To do:
Whenever a line contains the string "needed", copy it out of the entries.

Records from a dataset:
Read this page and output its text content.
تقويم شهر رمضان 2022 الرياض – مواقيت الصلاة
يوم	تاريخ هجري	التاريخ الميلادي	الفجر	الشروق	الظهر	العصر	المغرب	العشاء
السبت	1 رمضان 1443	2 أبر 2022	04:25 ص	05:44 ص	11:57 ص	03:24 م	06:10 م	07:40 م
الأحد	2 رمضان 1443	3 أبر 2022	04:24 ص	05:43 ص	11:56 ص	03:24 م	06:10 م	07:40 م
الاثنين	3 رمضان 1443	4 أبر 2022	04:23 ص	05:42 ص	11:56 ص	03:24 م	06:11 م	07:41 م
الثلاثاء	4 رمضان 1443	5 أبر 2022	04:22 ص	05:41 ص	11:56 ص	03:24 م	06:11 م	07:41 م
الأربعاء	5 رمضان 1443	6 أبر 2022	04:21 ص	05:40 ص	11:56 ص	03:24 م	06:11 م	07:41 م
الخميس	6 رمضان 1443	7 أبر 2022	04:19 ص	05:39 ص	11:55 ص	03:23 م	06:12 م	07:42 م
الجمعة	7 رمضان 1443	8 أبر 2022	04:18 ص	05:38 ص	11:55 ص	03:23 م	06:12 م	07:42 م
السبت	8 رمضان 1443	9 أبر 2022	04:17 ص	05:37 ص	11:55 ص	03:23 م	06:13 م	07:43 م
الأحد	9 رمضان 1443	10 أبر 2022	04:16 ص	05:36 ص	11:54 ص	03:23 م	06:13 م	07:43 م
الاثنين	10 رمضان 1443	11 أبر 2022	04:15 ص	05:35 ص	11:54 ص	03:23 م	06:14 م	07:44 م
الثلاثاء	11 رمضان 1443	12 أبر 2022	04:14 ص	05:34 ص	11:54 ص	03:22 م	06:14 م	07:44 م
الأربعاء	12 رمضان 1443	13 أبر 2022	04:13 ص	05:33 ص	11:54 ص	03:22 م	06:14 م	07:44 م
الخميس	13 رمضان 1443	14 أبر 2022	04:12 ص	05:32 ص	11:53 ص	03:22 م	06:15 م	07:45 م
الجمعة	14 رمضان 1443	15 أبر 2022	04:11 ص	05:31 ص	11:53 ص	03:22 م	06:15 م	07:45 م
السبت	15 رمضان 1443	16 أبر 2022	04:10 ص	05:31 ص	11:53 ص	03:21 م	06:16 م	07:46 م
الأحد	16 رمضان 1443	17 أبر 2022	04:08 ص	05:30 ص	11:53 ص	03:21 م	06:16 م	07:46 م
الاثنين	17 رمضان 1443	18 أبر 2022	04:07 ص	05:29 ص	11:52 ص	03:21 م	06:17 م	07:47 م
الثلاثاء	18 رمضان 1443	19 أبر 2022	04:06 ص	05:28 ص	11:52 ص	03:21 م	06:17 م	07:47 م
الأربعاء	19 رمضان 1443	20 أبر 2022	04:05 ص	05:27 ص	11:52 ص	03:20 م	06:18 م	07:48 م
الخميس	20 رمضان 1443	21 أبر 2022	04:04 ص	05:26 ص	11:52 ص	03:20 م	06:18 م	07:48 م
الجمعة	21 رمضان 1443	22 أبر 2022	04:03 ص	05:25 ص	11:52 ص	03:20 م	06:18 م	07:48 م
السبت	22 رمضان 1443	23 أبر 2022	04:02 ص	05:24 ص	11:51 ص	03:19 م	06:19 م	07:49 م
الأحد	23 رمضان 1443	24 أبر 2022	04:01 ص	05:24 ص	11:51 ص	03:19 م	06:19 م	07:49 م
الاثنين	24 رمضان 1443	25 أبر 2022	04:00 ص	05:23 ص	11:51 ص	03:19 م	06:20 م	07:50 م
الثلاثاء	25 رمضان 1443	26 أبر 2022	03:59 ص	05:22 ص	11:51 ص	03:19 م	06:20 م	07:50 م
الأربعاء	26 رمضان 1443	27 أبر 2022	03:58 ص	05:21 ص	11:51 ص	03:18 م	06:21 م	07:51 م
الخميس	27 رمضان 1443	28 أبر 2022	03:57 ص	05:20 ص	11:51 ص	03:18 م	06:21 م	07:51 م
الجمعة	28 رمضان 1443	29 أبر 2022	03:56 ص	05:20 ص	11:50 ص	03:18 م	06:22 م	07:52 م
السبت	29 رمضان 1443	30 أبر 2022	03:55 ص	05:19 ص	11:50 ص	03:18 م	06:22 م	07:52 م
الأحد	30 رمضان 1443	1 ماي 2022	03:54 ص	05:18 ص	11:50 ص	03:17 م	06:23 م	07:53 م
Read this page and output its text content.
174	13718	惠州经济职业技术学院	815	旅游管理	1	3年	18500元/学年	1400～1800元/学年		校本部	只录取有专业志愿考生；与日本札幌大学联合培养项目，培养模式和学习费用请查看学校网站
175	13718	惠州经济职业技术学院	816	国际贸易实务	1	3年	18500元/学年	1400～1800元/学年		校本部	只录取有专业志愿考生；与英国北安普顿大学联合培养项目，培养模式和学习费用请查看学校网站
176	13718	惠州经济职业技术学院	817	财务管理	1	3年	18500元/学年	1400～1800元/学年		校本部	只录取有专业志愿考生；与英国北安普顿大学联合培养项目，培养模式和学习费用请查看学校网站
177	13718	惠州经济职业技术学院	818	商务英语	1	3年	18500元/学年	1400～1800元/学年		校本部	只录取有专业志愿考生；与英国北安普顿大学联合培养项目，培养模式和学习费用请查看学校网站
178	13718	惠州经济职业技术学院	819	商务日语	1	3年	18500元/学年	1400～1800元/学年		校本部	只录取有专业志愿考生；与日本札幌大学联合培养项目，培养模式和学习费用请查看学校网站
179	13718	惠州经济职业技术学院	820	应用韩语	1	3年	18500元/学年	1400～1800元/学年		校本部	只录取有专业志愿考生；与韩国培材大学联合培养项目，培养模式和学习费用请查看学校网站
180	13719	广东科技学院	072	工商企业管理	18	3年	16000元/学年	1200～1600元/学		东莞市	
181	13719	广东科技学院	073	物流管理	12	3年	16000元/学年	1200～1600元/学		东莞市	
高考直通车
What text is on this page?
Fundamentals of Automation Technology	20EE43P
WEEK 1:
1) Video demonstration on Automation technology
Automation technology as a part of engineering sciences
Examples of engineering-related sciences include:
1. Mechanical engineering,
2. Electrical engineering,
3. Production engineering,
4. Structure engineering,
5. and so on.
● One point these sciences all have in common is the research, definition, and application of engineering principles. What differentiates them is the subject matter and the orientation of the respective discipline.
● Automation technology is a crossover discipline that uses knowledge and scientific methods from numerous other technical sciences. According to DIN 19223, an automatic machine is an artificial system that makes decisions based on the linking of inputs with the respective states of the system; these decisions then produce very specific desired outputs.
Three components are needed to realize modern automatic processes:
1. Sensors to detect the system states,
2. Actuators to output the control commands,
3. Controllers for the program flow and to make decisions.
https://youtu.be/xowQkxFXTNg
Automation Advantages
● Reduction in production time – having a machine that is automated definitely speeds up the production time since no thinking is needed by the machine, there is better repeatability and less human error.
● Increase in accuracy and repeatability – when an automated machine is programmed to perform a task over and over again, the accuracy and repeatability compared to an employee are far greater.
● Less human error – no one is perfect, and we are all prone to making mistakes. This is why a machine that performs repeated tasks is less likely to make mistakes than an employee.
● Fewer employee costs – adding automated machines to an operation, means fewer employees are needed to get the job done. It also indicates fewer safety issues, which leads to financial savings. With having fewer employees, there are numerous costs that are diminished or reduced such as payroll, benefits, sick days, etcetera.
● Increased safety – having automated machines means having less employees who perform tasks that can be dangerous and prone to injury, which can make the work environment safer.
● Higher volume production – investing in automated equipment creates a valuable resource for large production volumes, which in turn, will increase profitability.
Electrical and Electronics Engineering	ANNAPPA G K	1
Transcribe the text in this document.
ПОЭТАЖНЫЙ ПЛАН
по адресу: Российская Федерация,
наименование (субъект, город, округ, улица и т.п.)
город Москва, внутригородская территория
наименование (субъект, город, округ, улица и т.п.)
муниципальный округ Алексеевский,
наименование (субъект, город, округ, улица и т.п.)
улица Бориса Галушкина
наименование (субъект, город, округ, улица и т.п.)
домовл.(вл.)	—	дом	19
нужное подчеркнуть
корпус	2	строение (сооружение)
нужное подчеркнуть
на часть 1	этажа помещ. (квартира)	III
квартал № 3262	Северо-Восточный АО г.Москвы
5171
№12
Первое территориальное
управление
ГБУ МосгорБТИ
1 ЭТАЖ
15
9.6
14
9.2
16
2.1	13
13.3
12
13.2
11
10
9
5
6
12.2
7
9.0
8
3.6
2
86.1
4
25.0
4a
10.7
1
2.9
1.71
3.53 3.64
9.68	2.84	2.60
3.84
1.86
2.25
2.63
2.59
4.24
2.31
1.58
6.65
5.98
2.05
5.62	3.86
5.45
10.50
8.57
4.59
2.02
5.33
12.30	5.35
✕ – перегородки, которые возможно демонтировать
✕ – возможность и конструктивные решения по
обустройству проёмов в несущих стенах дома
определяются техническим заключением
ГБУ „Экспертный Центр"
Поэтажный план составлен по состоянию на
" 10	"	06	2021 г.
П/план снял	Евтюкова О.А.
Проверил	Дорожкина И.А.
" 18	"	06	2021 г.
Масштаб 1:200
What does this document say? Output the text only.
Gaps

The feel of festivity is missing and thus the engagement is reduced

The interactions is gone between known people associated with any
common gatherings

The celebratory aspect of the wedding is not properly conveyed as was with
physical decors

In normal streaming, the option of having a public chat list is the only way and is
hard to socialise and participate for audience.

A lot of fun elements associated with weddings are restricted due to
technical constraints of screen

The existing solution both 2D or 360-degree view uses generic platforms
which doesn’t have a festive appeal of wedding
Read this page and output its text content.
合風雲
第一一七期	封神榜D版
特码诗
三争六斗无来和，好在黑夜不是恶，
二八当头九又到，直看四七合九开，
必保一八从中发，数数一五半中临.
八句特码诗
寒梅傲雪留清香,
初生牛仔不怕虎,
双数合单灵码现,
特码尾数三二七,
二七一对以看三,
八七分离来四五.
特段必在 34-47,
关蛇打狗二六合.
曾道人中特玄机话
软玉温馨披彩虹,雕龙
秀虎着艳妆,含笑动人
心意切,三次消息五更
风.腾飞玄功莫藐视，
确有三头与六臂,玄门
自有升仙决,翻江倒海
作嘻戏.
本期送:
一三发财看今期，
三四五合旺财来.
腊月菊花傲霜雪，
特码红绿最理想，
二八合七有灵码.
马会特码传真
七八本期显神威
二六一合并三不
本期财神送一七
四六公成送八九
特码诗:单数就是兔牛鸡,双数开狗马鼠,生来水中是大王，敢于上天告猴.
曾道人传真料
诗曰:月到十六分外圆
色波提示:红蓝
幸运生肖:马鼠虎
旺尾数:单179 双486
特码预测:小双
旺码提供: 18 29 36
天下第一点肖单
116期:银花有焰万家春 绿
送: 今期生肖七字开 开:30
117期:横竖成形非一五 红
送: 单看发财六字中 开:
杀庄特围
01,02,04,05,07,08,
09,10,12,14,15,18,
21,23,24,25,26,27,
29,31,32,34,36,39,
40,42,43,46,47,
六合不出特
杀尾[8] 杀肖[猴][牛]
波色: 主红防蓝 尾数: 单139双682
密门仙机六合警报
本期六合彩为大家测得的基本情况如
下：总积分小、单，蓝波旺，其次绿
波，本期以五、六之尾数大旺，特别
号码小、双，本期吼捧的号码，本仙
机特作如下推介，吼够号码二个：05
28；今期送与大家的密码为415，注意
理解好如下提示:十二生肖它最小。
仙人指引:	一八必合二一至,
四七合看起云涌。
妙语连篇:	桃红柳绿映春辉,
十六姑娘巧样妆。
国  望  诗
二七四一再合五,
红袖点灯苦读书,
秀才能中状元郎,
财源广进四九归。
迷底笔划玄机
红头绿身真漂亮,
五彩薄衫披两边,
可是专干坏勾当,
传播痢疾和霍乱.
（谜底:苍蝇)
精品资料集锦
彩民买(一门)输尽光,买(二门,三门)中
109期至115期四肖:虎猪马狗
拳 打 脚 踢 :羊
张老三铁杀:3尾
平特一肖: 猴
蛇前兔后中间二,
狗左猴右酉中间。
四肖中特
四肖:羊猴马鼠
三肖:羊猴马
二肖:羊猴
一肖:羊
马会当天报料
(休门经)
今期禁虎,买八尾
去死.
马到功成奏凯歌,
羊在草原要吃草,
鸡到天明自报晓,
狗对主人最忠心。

Correct result:
Three components are needed to realize modern automatic processes:
● Reduction in production time – having a machine that is automated definitely speeds up the production time since no thinking is needed by the machine, there is better repeatability and less human error.
● Fewer employee costs – adding automated machines to an operation, means fewer employees are needed to get the job done. It also indicates fewer safety issues, which leads to financial savings. With having fewer employees, there are numerous costs that are diminished or reduced such as payroll, benefits, sick days, etcetera.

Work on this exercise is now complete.